Records
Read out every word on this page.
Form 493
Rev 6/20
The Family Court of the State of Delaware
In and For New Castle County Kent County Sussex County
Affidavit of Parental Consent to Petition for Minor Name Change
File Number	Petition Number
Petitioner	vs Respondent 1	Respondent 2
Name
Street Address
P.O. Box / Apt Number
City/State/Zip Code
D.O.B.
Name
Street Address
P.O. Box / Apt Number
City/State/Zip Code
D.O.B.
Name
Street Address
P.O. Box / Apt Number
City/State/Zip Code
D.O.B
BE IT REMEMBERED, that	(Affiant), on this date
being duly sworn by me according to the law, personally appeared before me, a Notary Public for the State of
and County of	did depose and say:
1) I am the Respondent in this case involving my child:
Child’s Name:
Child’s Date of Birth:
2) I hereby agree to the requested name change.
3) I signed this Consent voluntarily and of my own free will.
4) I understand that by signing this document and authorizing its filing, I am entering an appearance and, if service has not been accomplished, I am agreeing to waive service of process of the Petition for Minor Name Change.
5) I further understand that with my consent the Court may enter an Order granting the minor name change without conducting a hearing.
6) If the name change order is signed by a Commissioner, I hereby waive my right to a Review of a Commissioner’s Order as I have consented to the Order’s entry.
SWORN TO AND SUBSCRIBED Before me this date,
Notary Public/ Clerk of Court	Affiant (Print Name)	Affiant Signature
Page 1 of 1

TASK BRIEF
Set down the listing in full, keeping every word exactly as it is.

WRITTEN RESPONSE
Read out every word on this page.
Form 493
Rev 6/20
The Family Court of the State of Delaware
In and For New Castle County Kent County Sussex County
Affidavit of Parental Consent to Petition for Minor Name Change
File Number	Petition Number
Petitioner	vs Respondent 1	Respondent 2
Name
Street Address
P.O. Box / Apt Number
City/State/Zip Code
D.O.B.
Name
Street Address
P.O. Box / Apt Number
City/State/Zip Code
D.O.B.
Name
Street Address
P.O. Box / Apt Number
City/State/Zip Code
D.O.B
BE IT REMEMBERED, that	(Affiant), on this date
being duly sworn by me according to the law, personally appeared before me, a Notary Public for the State of
and County of	did depose and say:
1) I am the Respondent in this case involving my child:
Child’s Name:
Child’s Date of Birth:
2) I hereby agree to the requested name change.
3) I signed this Consent voluntarily and of my own free will.
4) I understand that by signing this document and authorizing its filing, I am entering an appearance and, if service has not been accomplished, I am agreeing to waive service of process of the Petition for Minor Name Change.
5) I further understand that with my consent the Court may enter an Order granting the minor name change without conducting a hearing.
6) If the name change order is signed by a Commissioner, I hereby waive my right to a Review of a Commissioner’s Order as I have consented to the Order’s entry.
SWORN TO AND SUBSCRIBED Before me this date,
Notary Public/ Clerk of Court	Affiant (Print Name)	Affiant Signature
Page 1 of 1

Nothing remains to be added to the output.